— TASK GOAL —
All the records that follow need to be reproduced exactly. Omit the images.

— SUPPLIED DATA —
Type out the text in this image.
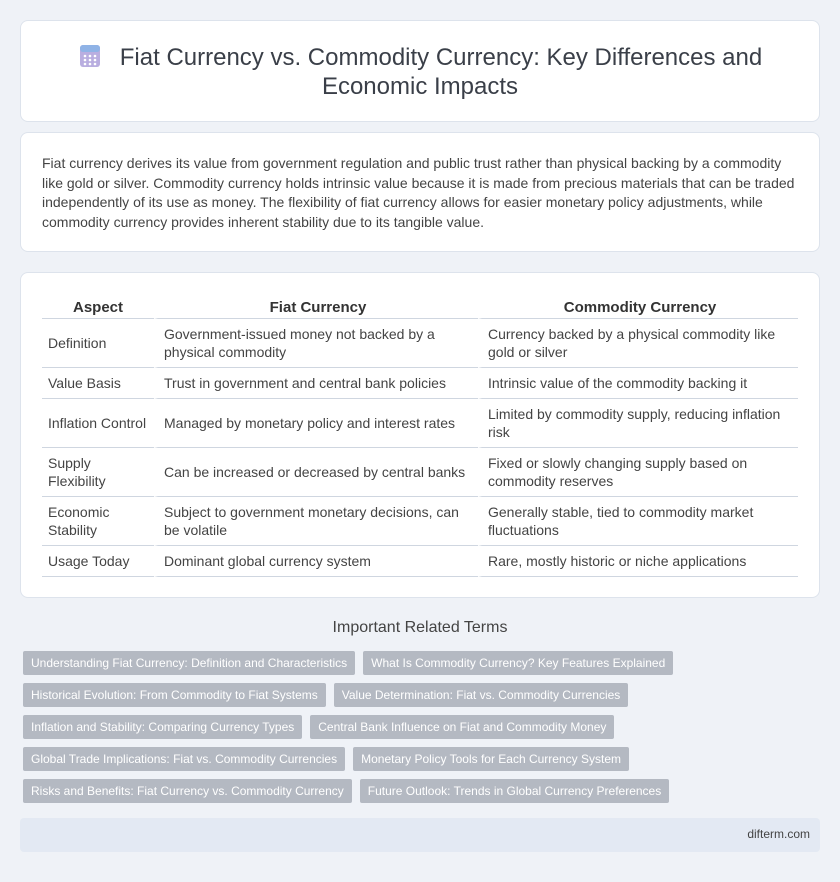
Fiat Currency vs. Commodity Currency: Key Differences and Economic Impacts

Fiat currency derives its value from government regulation and public trust rather than physical backing by a commodity like gold or silver. Commodity currency holds intrinsic value because it is made from precious materials that can be traded independently of its use as money. The flexibility of fiat currency allows for easier monetary policy adjustments, while commodity currency provides inherent stability due to its tangible value.

Aspect	Fiat Currency	Commodity Currency
Definition	Government-issued money not backed by a physical commodity	Currency backed by a physical commodity like gold or silver
Value Basis	Trust in government and central bank policies	Intrinsic value of the commodity backing it
Inflation Control	Managed by monetary policy and interest rates	Limited by commodity supply, reducing inflation risk
Supply Flexibility	Can be increased or decreased by central banks	Fixed or slowly changing supply based on commodity reserves
Economic Stability	Subject to government monetary decisions, can be volatile	Generally stable, tied to commodity market fluctuations
Usage Today	Dominant global currency system	Rare, mostly historic or niche applications
Important Related Terms
Understanding Fiat Currency: Definition and Characteristics	What Is Commodity Currency? Key Features Explained
Historical Evolution: From Commodity to Fiat Systems	Value Determination: Fiat vs. Commodity Currencies
Inflation and Stability: Comparing Currency Types	Central Bank Influence on Fiat and Commodity Money
Global Trade Implications: Fiat vs. Commodity Currencies	Monetary Policy Tools for Each Currency System
Risks and Benefits: Fiat Currency vs. Commodity Currency	Future Outlook: Trends in Global Currency Preferences
difterm.com
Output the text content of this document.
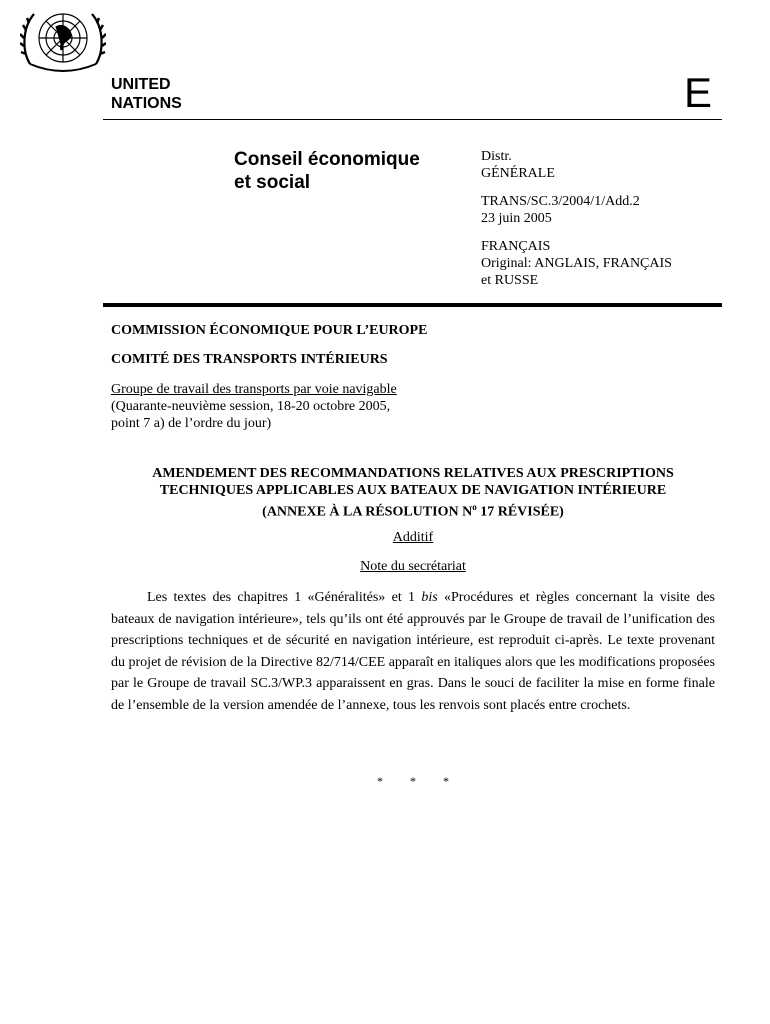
UNITED
NATIONS	E
Conseil économique
et social
Distr.
GÉNÉRALE
TRANS/SC.3/2004/1/Add.2
23 juin 2005
FRANÇAIS
Original: ANGLAIS, FRANÇAIS
et RUSSE
COMMISSION ÉCONOMIQUE POUR L’EUROPE
COMITÉ DES TRANSPORTS INTÉRIEURS
Groupe de travail des transports par voie navigable
(Quarante-neuvième session, 18-20 octobre 2005,
point 7 a) de l’ordre du jour)
AMENDEMENT DES RECOMMANDATIONS RELATIVES AUX PRESCRIPTIONS
TECHNIQUES APPLICABLES AUX BATEAUX DE NAVIGATION INTÉRIEURE
(ANNEXE À LA RÉSOLUTION $N^o$ 17 RÉVISÉE)
Additif
Note du secrétariat

Les textes des chapitres 1 «Généralités» et 1 bis «Procédures et règles concernant la visite des bateaux de navigation intérieure», tels qu’ils ont été approuvés par le Groupe de travail de l’unification des prescriptions techniques et de sécurité en navigation intérieure, est reproduit ci-après. Le texte provenant du projet de révision de la Directive 82/714/CEE apparaît en italiques alors que les modifications proposées par le Groupe de travail SC.3/WP.3 apparaissent en gras. Dans le souci de faciliter la mise en forme finale de l’ensemble de la version amendée de l’annexe, tous les renvois sont placés entre crochets.

* * *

— SOLUTION TO THE PROBLEM —
Type out the text in this image.
Fiat Currency vs. Commodity Currency: Key Differences and Economic Impacts

Fiat currency derives its value from government regulation and public trust rather than physical backing by a commodity like gold or silver. Commodity currency holds intrinsic value because it is made from precious materials that can be traded independently of its use as money. The flexibility of fiat currency allows for easier monetary policy adjustments, while commodity currency provides inherent stability due to its tangible value.

Aspect	Fiat Currency	Commodity Currency
Definition	Government-issued money not backed by a physical commodity	Currency backed by a physical commodity like gold or silver
Value Basis	Trust in government and central bank policies	Intrinsic value of the commodity backing it
Inflation Control	Managed by monetary policy and interest rates	Limited by commodity supply, reducing inflation risk
Supply Flexibility	Can be increased or decreased by central banks	Fixed or slowly changing supply based on commodity reserves
Economic Stability	Subject to government monetary decisions, can be volatile	Generally stable, tied to commodity market fluctuations
Usage Today	Dominant global currency system	Rare, mostly historic or niche applications
Important Related Terms
Understanding Fiat Currency: Definition and Characteristics	What Is Commodity Currency? Key Features Explained
Historical Evolution: From Commodity to Fiat Systems	Value Determination: Fiat vs. Commodity Currencies
Inflation and Stability: Comparing Currency Types	Central Bank Influence on Fiat and Commodity Money
Global Trade Implications: Fiat vs. Commodity Currencies	Monetary Policy Tools for Each Currency System
Risks and Benefits: Fiat Currency vs. Commodity Currency	Future Outlook: Trends in Global Currency Preferences
difterm.com
Output the text content of this document.
UNITED
NATIONS	E
Conseil économique
et social
Distr.
GÉNÉRALE
TRANS/SC.3/2004/1/Add.2
23 juin 2005
FRANÇAIS
Original: ANGLAIS, FRANÇAIS
et RUSSE
COMMISSION ÉCONOMIQUE POUR L’EUROPE
COMITÉ DES TRANSPORTS INTÉRIEURS
Groupe de travail des transports par voie navigable
(Quarante-neuvième session, 18-20 octobre 2005,
point 7 a) de l’ordre du jour)
AMENDEMENT DES RECOMMANDATIONS RELATIVES AUX PRESCRIPTIONS
TECHNIQUES APPLICABLES AUX BATEAUX DE NAVIGATION INTÉRIEURE
(ANNEXE À LA RÉSOLUTION $N^o$ 17 RÉVISÉE)
Additif
Note du secrétariat

Les textes des chapitres 1 «Généralités» et 1 bis «Procédures et règles concernant la visite des bateaux de navigation intérieure», tels qu’ils ont été approuvés par le Groupe de travail de l’unification des prescriptions techniques et de sécurité en navigation intérieure, est reproduit ci-après. Le texte provenant du projet de révision de la Directive 82/714/CEE apparaît en italiques alors que les modifications proposées par le Groupe de travail SC.3/WP.3 apparaissent en gras. Dans le souci de faciliter la mise en forme finale de l’ensemble de la version amendée de l’annexe, tous les renvois sont placés entre crochets.

* * *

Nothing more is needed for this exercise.